>> start RECORDS FOR THE TASK

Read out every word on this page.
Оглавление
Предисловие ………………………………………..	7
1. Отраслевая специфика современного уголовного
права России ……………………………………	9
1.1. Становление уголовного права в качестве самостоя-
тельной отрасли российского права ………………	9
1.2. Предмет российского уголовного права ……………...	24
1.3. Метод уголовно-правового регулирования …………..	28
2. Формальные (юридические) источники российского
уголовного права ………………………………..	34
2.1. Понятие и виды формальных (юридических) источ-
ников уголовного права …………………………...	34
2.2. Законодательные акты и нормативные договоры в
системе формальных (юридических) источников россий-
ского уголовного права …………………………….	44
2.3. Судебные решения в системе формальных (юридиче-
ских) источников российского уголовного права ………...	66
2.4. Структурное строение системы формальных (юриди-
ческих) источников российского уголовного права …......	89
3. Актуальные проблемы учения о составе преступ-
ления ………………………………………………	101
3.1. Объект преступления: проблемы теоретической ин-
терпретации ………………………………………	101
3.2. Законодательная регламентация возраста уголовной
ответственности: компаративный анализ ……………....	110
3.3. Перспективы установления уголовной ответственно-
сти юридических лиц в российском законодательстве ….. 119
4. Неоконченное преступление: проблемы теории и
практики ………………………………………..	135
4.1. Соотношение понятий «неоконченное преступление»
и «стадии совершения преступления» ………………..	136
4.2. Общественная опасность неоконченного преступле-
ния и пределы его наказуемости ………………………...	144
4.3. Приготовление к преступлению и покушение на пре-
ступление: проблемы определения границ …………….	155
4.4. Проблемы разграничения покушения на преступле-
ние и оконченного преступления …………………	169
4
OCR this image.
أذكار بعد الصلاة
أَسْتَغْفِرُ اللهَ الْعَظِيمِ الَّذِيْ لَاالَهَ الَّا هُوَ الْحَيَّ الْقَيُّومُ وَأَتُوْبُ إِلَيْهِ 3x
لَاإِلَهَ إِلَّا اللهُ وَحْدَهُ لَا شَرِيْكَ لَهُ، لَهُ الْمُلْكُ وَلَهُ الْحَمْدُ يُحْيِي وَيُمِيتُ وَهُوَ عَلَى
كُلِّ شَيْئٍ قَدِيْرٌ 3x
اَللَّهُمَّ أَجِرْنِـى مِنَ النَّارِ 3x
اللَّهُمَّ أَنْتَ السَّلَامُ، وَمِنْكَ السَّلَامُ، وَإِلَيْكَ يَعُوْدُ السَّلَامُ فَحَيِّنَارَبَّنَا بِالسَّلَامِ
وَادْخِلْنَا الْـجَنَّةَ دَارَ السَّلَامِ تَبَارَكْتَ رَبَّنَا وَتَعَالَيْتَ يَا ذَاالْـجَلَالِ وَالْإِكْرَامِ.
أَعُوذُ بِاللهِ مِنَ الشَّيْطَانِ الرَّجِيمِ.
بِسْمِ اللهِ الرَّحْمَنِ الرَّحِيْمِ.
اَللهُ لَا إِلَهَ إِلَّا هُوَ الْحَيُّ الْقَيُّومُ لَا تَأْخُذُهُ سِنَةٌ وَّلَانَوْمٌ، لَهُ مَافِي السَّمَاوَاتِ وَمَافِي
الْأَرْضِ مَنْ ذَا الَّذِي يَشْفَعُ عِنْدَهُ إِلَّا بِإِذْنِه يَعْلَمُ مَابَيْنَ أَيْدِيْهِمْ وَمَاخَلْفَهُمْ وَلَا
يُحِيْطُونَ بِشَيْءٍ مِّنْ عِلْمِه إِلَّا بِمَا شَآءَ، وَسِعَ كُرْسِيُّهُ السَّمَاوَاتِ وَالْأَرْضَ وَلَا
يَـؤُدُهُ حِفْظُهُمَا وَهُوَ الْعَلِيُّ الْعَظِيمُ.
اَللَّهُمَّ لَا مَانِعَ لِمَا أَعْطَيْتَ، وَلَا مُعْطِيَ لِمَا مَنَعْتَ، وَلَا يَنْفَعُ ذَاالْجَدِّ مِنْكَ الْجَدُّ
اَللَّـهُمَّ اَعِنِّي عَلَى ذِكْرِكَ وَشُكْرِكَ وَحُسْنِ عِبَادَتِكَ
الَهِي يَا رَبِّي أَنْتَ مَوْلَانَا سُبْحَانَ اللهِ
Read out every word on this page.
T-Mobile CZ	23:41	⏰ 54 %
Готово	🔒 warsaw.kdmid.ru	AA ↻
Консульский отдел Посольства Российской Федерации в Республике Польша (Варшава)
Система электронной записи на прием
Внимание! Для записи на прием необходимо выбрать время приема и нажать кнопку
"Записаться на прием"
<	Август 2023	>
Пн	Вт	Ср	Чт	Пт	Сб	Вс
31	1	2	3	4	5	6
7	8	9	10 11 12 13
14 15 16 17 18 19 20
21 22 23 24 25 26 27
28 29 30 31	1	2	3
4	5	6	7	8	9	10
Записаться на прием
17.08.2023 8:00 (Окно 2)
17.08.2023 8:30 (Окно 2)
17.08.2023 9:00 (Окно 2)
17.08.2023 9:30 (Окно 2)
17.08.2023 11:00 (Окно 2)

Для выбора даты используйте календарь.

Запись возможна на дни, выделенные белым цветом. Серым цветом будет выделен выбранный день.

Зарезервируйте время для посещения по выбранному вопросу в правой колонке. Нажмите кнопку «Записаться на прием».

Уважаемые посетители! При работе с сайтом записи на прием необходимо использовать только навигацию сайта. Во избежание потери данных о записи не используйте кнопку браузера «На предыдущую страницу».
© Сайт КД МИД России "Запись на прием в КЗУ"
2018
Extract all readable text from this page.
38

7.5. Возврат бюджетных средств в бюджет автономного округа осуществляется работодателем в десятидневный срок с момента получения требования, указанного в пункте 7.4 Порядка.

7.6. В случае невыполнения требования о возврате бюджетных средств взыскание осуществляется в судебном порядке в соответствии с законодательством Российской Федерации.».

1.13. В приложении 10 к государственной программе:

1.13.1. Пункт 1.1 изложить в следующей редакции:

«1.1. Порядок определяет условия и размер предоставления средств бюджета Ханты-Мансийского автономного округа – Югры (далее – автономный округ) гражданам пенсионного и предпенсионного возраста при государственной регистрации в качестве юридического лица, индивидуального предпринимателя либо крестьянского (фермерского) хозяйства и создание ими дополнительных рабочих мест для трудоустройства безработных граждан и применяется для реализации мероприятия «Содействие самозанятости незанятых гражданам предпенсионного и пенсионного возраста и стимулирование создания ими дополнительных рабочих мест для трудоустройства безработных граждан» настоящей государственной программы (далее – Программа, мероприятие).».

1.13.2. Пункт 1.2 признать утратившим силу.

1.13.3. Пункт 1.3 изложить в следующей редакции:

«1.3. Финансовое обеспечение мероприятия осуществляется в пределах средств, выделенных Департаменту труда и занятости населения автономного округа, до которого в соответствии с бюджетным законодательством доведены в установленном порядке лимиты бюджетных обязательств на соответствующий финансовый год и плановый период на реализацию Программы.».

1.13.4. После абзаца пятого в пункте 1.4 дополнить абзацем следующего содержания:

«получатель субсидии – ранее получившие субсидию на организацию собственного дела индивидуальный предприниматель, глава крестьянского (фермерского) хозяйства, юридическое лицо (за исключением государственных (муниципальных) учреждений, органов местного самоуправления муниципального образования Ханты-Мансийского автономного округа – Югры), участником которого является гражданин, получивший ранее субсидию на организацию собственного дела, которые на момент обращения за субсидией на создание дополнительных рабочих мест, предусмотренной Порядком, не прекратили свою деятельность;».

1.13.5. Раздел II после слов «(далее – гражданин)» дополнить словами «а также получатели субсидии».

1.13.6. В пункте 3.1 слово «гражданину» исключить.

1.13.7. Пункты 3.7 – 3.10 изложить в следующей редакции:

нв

>> end RECORDS FOR THE TASK

• REQUIREMENTS:
Copy all the records above exactly, missing none.

• THE SOLUTION:
Read out every word on this page.
Оглавление
Предисловие ………………………………………..	7
1. Отраслевая специфика современного уголовного
права России ……………………………………	9
1.1. Становление уголовного права в качестве самостоя-
тельной отрасли российского права ………………	9
1.2. Предмет российского уголовного права ……………...	24
1.3. Метод уголовно-правового регулирования …………..	28
2. Формальные (юридические) источники российского
уголовного права ………………………………..	34
2.1. Понятие и виды формальных (юридических) источ-
ников уголовного права …………………………...	34
2.2. Законодательные акты и нормативные договоры в
системе формальных (юридических) источников россий-
ского уголовного права …………………………….	44
2.3. Судебные решения в системе формальных (юридиче-
ских) источников российского уголовного права ………...	66
2.4. Структурное строение системы формальных (юриди-
ческих) источников российского уголовного права …......	89
3. Актуальные проблемы учения о составе преступ-
ления ………………………………………………	101
3.1. Объект преступления: проблемы теоретической ин-
терпретации ………………………………………	101
3.2. Законодательная регламентация возраста уголовной
ответственности: компаративный анализ ……………....	110
3.3. Перспективы установления уголовной ответственно-
сти юридических лиц в российском законодательстве ….. 119
4. Неоконченное преступление: проблемы теории и
практики ………………………………………..	135
4.1. Соотношение понятий «неоконченное преступление»
и «стадии совершения преступления» ………………..	136
4.2. Общественная опасность неоконченного преступле-
ния и пределы его наказуемости ………………………...	144
4.3. Приготовление к преступлению и покушение на пре-
ступление: проблемы определения границ …………….	155
4.4. Проблемы разграничения покушения на преступле-
ние и оконченного преступления …………………	169
4
OCR this image.
أذكار بعد الصلاة
أَسْتَغْفِرُ اللهَ الْعَظِيمِ الَّذِيْ لَاالَهَ الَّا هُوَ الْحَيَّ الْقَيُّومُ وَأَتُوْبُ إِلَيْهِ 3x
لَاإِلَهَ إِلَّا اللهُ وَحْدَهُ لَا شَرِيْكَ لَهُ، لَهُ الْمُلْكُ وَلَهُ الْحَمْدُ يُحْيِي وَيُمِيتُ وَهُوَ عَلَى
كُلِّ شَيْئٍ قَدِيْرٌ 3x
اَللَّهُمَّ أَجِرْنِـى مِنَ النَّارِ 3x
اللَّهُمَّ أَنْتَ السَّلَامُ، وَمِنْكَ السَّلَامُ، وَإِلَيْكَ يَعُوْدُ السَّلَامُ فَحَيِّنَارَبَّنَا بِالسَّلَامِ
وَادْخِلْنَا الْـجَنَّةَ دَارَ السَّلَامِ تَبَارَكْتَ رَبَّنَا وَتَعَالَيْتَ يَا ذَاالْـجَلَالِ وَالْإِكْرَامِ.
أَعُوذُ بِاللهِ مِنَ الشَّيْطَانِ الرَّجِيمِ.
بِسْمِ اللهِ الرَّحْمَنِ الرَّحِيْمِ.
اَللهُ لَا إِلَهَ إِلَّا هُوَ الْحَيُّ الْقَيُّومُ لَا تَأْخُذُهُ سِنَةٌ وَّلَانَوْمٌ، لَهُ مَافِي السَّمَاوَاتِ وَمَافِي
الْأَرْضِ مَنْ ذَا الَّذِي يَشْفَعُ عِنْدَهُ إِلَّا بِإِذْنِه يَعْلَمُ مَابَيْنَ أَيْدِيْهِمْ وَمَاخَلْفَهُمْ وَلَا
يُحِيْطُونَ بِشَيْءٍ مِّنْ عِلْمِه إِلَّا بِمَا شَآءَ، وَسِعَ كُرْسِيُّهُ السَّمَاوَاتِ وَالْأَرْضَ وَلَا
يَـؤُدُهُ حِفْظُهُمَا وَهُوَ الْعَلِيُّ الْعَظِيمُ.
اَللَّهُمَّ لَا مَانِعَ لِمَا أَعْطَيْتَ، وَلَا مُعْطِيَ لِمَا مَنَعْتَ، وَلَا يَنْفَعُ ذَاالْجَدِّ مِنْكَ الْجَدُّ
اَللَّـهُمَّ اَعِنِّي عَلَى ذِكْرِكَ وَشُكْرِكَ وَحُسْنِ عِبَادَتِكَ
الَهِي يَا رَبِّي أَنْتَ مَوْلَانَا سُبْحَانَ اللهِ
Read out every word on this page.
T-Mobile CZ	23:41	⏰ 54 %
Готово	🔒 warsaw.kdmid.ru	AA ↻
Консульский отдел Посольства Российской Федерации в Республике Польша (Варшава)
Система электронной записи на прием
Внимание! Для записи на прием необходимо выбрать время приема и нажать кнопку
"Записаться на прием"
<	Август 2023	>
Пн	Вт	Ср	Чт	Пт	Сб	Вс
31	1	2	3	4	5	6
7	8	9	10 11 12 13
14 15 16 17 18 19 20
21 22 23 24 25 26 27
28 29 30 31	1	2	3
4	5	6	7	8	9	10
Записаться на прием
17.08.2023 8:00 (Окно 2)
17.08.2023 8:30 (Окно 2)
17.08.2023 9:00 (Окно 2)
17.08.2023 9:30 (Окно 2)
17.08.2023 11:00 (Окно 2)

Для выбора даты используйте календарь.

Запись возможна на дни, выделенные белым цветом. Серым цветом будет выделен выбранный день.

Зарезервируйте время для посещения по выбранному вопросу в правой колонке. Нажмите кнопку «Записаться на прием».

Уважаемые посетители! При работе с сайтом записи на прием необходимо использовать только навигацию сайта. Во избежание потери данных о записи не используйте кнопку браузера «На предыдущую страницу».
© Сайт КД МИД России "Запись на прием в КЗУ"
2018
Extract all readable text from this page.
38

7.5. Возврат бюджетных средств в бюджет автономного округа осуществляется работодателем в десятидневный срок с момента получения требования, указанного в пункте 7.4 Порядка.

7.6. В случае невыполнения требования о возврате бюджетных средств взыскание осуществляется в судебном порядке в соответствии с законодательством Российской Федерации.».

1.13. В приложении 10 к государственной программе:

1.13.1. Пункт 1.1 изложить в следующей редакции:

«1.1. Порядок определяет условия и размер предоставления средств бюджета Ханты-Мансийского автономного округа – Югры (далее – автономный округ) гражданам пенсионного и предпенсионного возраста при государственной регистрации в качестве юридического лица, индивидуального предпринимателя либо крестьянского (фермерского) хозяйства и создание ими дополнительных рабочих мест для трудоустройства безработных граждан и применяется для реализации мероприятия «Содействие самозанятости незанятых гражданам предпенсионного и пенсионного возраста и стимулирование создания ими дополнительных рабочих мест для трудоустройства безработных граждан» настоящей государственной программы (далее – Программа, мероприятие).».

1.13.2. Пункт 1.2 признать утратившим силу.

1.13.3. Пункт 1.3 изложить в следующей редакции:

«1.3. Финансовое обеспечение мероприятия осуществляется в пределах средств, выделенных Департаменту труда и занятости населения автономного округа, до которого в соответствии с бюджетным законодательством доведены в установленном порядке лимиты бюджетных обязательств на соответствующий финансовый год и плановый период на реализацию Программы.».

1.13.4. После абзаца пятого в пункте 1.4 дополнить абзацем следующего содержания:

«получатель субсидии – ранее получившие субсидию на организацию собственного дела индивидуальный предприниматель, глава крестьянского (фермерского) хозяйства, юридическое лицо (за исключением государственных (муниципальных) учреждений, органов местного самоуправления муниципального образования Ханты-Мансийского автономного округа – Югры), участником которого является гражданин, получивший ранее субсидию на организацию собственного дела, которые на момент обращения за субсидией на создание дополнительных рабочих мест, предусмотренной Порядком, не прекратили свою деятельность;».

1.13.5. Раздел II после слов «(далее – гражданин)» дополнить словами «а также получатели субсидии».

1.13.6. В пункте 3.1 слово «гражданину» исключить.

1.13.7. Пункты 3.7 – 3.10 изложить в следующей редакции:

нв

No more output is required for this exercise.